The data>
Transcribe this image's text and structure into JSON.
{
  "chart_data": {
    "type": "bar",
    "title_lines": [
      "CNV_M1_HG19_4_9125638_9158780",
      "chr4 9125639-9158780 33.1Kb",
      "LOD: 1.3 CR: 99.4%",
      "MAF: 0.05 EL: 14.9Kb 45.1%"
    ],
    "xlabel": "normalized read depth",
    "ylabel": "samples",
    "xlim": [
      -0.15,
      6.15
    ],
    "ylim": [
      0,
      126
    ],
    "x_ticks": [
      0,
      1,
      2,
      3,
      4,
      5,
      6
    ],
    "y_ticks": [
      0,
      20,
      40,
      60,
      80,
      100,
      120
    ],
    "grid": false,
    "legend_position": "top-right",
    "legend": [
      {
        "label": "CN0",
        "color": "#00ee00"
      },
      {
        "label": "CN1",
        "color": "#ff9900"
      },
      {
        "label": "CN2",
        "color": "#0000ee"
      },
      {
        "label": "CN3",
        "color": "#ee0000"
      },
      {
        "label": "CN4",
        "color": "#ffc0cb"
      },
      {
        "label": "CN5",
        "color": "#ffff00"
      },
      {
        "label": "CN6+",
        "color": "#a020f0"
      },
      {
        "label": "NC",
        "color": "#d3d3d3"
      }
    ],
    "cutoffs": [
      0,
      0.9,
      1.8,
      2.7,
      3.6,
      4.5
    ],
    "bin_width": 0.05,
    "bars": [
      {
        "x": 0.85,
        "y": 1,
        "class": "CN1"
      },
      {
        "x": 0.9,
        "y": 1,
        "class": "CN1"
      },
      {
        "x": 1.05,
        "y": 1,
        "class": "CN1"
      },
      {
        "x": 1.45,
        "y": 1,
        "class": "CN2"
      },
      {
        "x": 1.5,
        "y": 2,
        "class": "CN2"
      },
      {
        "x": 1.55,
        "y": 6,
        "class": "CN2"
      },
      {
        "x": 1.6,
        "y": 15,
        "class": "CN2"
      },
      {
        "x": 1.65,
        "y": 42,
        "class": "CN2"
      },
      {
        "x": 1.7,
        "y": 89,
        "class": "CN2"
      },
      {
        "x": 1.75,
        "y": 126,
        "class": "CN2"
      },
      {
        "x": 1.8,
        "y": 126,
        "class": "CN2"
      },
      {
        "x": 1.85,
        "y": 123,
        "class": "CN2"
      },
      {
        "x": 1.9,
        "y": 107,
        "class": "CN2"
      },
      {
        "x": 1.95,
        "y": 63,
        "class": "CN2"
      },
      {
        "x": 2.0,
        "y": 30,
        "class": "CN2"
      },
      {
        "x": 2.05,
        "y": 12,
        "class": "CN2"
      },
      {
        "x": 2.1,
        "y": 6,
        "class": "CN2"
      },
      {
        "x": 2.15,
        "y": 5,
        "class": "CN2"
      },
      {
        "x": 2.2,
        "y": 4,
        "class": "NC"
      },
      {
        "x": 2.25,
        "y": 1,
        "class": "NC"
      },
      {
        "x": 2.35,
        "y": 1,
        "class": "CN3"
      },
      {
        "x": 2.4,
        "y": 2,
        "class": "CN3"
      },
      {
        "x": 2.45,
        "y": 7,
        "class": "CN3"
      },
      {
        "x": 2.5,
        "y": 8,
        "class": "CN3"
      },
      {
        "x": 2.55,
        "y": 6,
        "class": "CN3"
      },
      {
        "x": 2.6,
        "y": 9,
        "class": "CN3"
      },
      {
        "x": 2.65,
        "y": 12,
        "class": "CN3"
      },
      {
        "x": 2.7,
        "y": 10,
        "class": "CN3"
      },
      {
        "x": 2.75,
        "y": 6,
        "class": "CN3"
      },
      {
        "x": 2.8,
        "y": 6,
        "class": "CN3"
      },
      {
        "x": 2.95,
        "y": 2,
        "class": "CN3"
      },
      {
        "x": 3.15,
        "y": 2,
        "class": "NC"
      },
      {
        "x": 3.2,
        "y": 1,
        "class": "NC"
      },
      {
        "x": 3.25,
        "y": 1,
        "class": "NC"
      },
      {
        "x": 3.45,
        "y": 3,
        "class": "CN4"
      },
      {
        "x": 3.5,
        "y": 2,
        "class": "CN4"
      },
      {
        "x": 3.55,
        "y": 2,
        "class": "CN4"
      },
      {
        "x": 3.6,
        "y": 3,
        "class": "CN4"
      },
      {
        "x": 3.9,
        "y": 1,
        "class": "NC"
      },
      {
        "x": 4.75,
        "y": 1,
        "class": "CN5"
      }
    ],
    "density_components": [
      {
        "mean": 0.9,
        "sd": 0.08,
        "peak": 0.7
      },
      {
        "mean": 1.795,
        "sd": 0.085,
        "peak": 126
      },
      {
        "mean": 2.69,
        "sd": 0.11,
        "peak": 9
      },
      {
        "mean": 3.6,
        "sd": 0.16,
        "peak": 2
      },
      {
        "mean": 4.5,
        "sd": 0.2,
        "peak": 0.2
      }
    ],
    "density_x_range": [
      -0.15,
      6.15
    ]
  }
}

Work required>
Retype all of the material, keeping each line exact.

Reply>
Transcribe this image's text and structure into JSON.
{
  "chart_data": {
    "type": "bar",
    "title_lines": [
      "CNV_M1_HG19_4_9125638_9158780",
      "chr4 9125639-9158780 33.1Kb",
      "LOD: 1.3 CR: 99.4%",
      "MAF: 0.05 EL: 14.9Kb 45.1%"
    ],
    "xlabel": "normalized read depth",
    "ylabel": "samples",
    "xlim": [
      -0.15,
      6.15
    ],
    "ylim": [
      0,
      126
    ],
    "x_ticks": [
      0,
      1,
      2,
      3,
      4,
      5,
      6
    ],
    "y_ticks": [
      0,
      20,
      40,
      60,
      80,
      100,
      120
    ],
    "grid": false,
    "legend_position": "top-right",
    "legend": [
      {
        "label": "CN0",
        "color": "#00ee00"
      },
      {
        "label": "CN1",
        "color": "#ff9900"
      },
      {
        "label": "CN2",
        "color": "#0000ee"
      },
      {
        "label": "CN3",
        "color": "#ee0000"
      },
      {
        "label": "CN4",
        "color": "#ffc0cb"
      },
      {
        "label": "CN5",
        "color": "#ffff00"
      },
      {
        "label": "CN6+",
        "color": "#a020f0"
      },
      {
        "label": "NC",
        "color": "#d3d3d3"
      }
    ],
    "cutoffs": [
      0,
      0.9,
      1.8,
      2.7,
      3.6,
      4.5
    ],
    "bin_width": 0.05,
    "bars": [
      {
        "x": 0.85,
        "y": 1,
        "class": "CN1"
      },
      {
        "x": 0.9,
        "y": 1,
        "class": "CN1"
      },
      {
        "x": 1.05,
        "y": 1,
        "class": "CN1"
      },
      {
        "x": 1.45,
        "y": 1,
        "class": "CN2"
      },
      {
        "x": 1.5,
        "y": 2,
        "class": "CN2"
      },
      {
        "x": 1.55,
        "y": 6,
        "class": "CN2"
      },
      {
        "x": 1.6,
        "y": 15,
        "class": "CN2"
      },
      {
        "x": 1.65,
        "y": 42,
        "class": "CN2"
      },
      {
        "x": 1.7,
        "y": 89,
        "class": "CN2"
      },
      {
        "x": 1.75,
        "y": 126,
        "class": "CN2"
      },
      {
        "x": 1.8,
        "y": 126,
        "class": "CN2"
      },
      {
        "x": 1.85,
        "y": 123,
        "class": "CN2"
      },
      {
        "x": 1.9,
        "y": 107,
        "class": "CN2"
      },
      {
        "x": 1.95,
        "y": 63,
        "class": "CN2"
      },
      {
        "x": 2.0,
        "y": 30,
        "class": "CN2"
      },
      {
        "x": 2.05,
        "y": 12,
        "class": "CN2"
      },
      {
        "x": 2.1,
        "y": 6,
        "class": "CN2"
      },
      {
        "x": 2.15,
        "y": 5,
        "class": "CN2"
      },
      {
        "x": 2.2,
        "y": 4,
        "class": "NC"
      },
      {
        "x": 2.25,
        "y": 1,
        "class": "NC"
      },
      {
        "x": 2.35,
        "y": 1,
        "class": "CN3"
      },
      {
        "x": 2.4,
        "y": 2,
        "class": "CN3"
      },
      {
        "x": 2.45,
        "y": 7,
        "class": "CN3"
      },
      {
        "x": 2.5,
        "y": 8,
        "class": "CN3"
      },
      {
        "x": 2.55,
        "y": 6,
        "class": "CN3"
      },
      {
        "x": 2.6,
        "y": 9,
        "class": "CN3"
      },
      {
        "x": 2.65,
        "y": 12,
        "class": "CN3"
      },
      {
        "x": 2.7,
        "y": 10,
        "class": "CN3"
      },
      {
        "x": 2.75,
        "y": 6,
        "class": "CN3"
      },
      {
        "x": 2.8,
        "y": 6,
        "class": "CN3"
      },
      {
        "x": 2.95,
        "y": 2,
        "class": "CN3"
      },
      {
        "x": 3.15,
        "y": 2,
        "class": "NC"
      },
      {
        "x": 3.2,
        "y": 1,
        "class": "NC"
      },
      {
        "x": 3.25,
        "y": 1,
        "class": "NC"
      },
      {
        "x": 3.45,
        "y": 3,
        "class": "CN4"
      },
      {
        "x": 3.5,
        "y": 2,
        "class": "CN4"
      },
      {
        "x": 3.55,
        "y": 2,
        "class": "CN4"
      },
      {
        "x": 3.6,
        "y": 3,
        "class": "CN4"
      },
      {
        "x": 3.9,
        "y": 1,
        "class": "NC"
      },
      {
        "x": 4.75,
        "y": 1,
        "class": "CN5"
      }
    ],
    "density_components": [
      {
        "mean": 0.9,
        "sd": 0.08,
        "peak": 0.7
      },
      {
        "mean": 1.795,
        "sd": 0.085,
        "peak": 126
      },
      {
        "mean": 2.69,
        "sd": 0.11,
        "peak": 9
      },
      {
        "mean": 3.6,
        "sd": 0.16,
        "peak": 2
      },
      {
        "mean": 4.5,
        "sd": 0.2,
        "peak": 0.2
      }
    ],
    "density_x_range": [
      -0.15,
      6.15
    ]
  }
}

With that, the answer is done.